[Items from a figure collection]

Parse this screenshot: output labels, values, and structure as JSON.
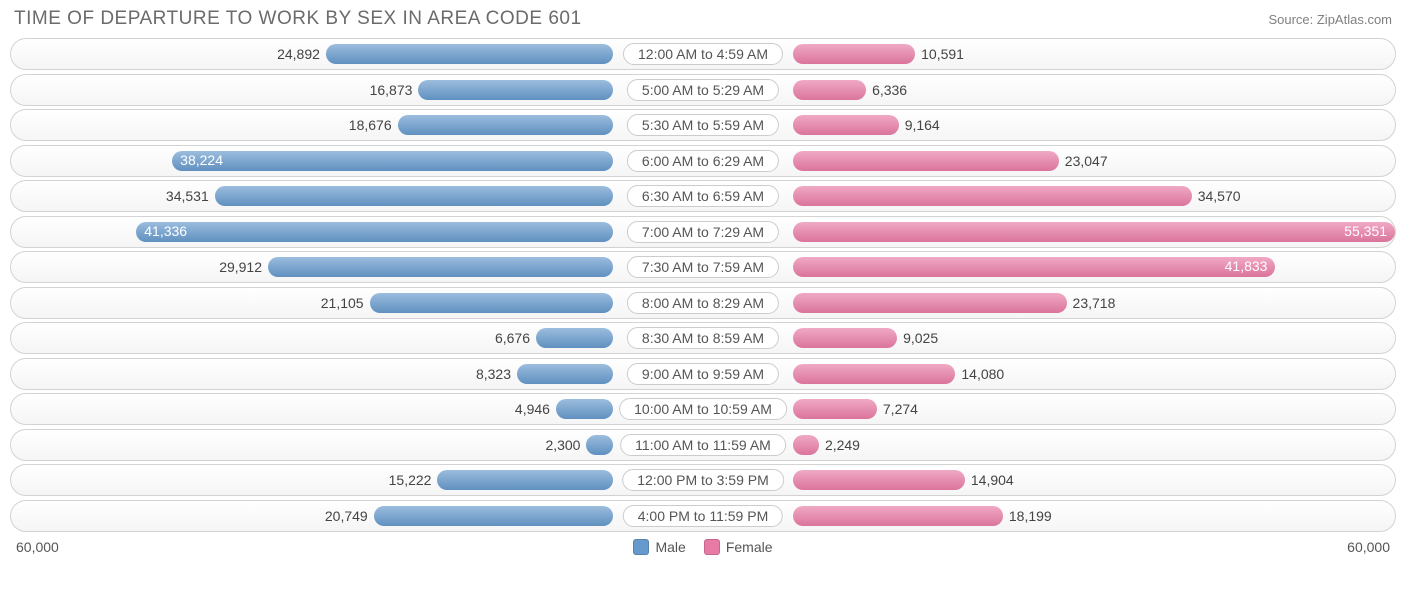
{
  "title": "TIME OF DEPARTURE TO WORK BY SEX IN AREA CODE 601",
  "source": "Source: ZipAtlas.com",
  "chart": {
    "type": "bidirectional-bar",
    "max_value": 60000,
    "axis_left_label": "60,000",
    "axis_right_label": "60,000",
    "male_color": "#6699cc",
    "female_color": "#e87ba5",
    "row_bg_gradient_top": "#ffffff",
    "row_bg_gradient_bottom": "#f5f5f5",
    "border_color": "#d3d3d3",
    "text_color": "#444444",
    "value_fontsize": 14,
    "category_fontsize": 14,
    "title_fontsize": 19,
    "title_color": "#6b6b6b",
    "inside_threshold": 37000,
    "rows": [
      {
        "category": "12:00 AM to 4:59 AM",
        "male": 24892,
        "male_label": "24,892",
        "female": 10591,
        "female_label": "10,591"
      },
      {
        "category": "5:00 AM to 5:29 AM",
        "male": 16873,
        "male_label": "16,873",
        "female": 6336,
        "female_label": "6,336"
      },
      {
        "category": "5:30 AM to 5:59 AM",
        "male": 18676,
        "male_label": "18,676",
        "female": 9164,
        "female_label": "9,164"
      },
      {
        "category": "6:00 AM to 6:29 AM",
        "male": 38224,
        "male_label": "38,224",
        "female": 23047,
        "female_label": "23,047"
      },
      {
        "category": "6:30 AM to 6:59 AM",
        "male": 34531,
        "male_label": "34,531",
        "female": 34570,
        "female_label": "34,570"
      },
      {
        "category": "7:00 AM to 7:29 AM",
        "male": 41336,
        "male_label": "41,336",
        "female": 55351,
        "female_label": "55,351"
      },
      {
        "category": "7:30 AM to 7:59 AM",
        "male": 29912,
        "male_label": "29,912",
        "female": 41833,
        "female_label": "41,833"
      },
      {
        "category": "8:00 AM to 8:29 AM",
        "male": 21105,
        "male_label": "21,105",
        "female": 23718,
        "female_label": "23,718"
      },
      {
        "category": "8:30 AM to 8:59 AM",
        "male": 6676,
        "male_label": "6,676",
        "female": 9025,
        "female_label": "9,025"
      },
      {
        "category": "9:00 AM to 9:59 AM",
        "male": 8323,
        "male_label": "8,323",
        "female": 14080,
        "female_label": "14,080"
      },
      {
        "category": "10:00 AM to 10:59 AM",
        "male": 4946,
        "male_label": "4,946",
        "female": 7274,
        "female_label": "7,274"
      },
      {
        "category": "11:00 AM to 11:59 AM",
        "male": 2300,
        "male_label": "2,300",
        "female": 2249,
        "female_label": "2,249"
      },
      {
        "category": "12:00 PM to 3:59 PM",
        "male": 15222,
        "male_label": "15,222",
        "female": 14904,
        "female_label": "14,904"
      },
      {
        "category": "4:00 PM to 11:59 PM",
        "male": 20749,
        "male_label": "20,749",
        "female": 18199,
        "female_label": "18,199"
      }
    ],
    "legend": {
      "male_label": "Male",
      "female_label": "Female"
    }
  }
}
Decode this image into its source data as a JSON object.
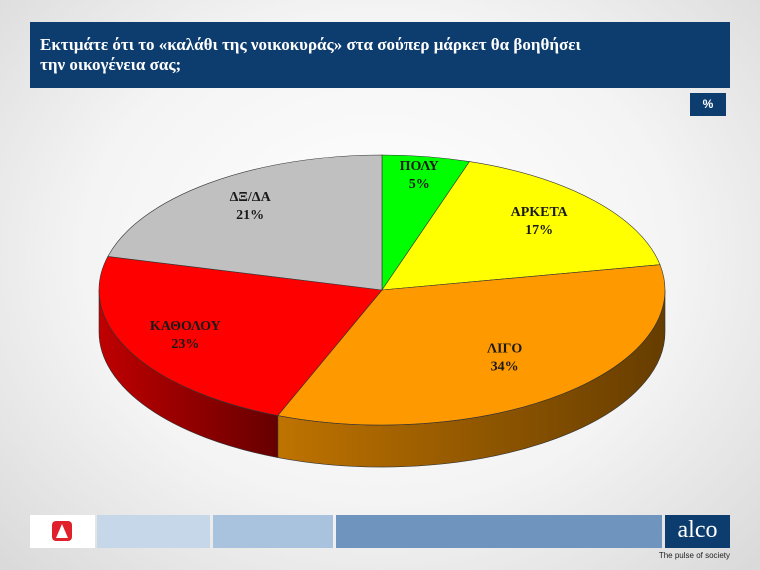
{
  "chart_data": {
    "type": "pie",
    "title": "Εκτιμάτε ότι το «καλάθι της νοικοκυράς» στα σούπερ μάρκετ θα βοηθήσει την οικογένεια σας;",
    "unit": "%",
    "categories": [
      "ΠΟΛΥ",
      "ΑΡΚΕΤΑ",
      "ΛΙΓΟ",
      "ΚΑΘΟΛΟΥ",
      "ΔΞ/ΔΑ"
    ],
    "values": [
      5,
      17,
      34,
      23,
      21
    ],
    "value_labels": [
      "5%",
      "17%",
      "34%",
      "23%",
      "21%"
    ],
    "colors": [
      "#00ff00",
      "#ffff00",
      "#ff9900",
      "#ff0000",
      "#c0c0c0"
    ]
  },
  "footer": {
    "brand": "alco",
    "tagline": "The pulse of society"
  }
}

* * *

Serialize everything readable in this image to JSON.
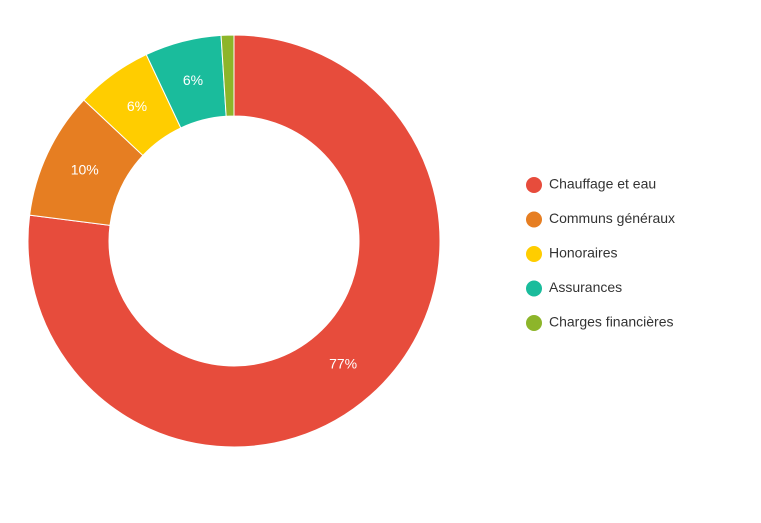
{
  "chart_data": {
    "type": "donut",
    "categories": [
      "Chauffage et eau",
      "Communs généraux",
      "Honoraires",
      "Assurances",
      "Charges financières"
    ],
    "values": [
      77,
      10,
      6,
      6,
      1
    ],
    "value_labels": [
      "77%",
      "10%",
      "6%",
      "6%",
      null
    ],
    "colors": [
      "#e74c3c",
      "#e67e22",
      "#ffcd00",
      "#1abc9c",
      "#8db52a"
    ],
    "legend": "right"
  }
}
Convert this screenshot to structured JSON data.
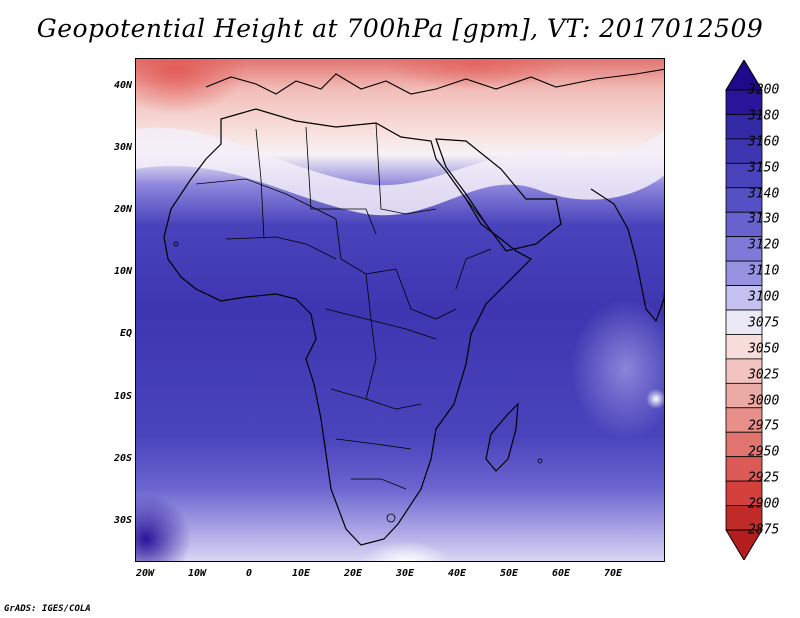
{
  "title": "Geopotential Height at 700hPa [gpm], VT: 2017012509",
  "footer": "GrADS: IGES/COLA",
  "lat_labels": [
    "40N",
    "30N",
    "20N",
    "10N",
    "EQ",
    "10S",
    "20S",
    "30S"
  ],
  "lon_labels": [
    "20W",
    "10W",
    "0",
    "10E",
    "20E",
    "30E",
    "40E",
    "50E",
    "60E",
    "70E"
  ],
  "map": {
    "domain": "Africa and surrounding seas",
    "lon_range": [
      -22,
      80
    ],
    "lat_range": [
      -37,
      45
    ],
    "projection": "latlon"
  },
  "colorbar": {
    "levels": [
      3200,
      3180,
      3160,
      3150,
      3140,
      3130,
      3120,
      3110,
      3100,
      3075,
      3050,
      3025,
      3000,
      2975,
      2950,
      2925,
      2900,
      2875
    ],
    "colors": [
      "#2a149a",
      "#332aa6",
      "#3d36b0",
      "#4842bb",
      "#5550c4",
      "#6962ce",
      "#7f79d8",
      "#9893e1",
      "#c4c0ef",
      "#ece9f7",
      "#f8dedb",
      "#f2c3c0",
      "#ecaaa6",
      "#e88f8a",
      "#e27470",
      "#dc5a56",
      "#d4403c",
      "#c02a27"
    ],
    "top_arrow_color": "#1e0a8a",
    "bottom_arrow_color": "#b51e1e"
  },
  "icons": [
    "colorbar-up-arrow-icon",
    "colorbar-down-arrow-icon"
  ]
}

-- TASK DIRECTIONS --
Pick out all the lines with the word "colorbar" in them and copy them.

-- RIGHT ANSWER --
  "colorbar": {
    "colorbar-up-arrow-icon",
    "colorbar-down-arrow-icon"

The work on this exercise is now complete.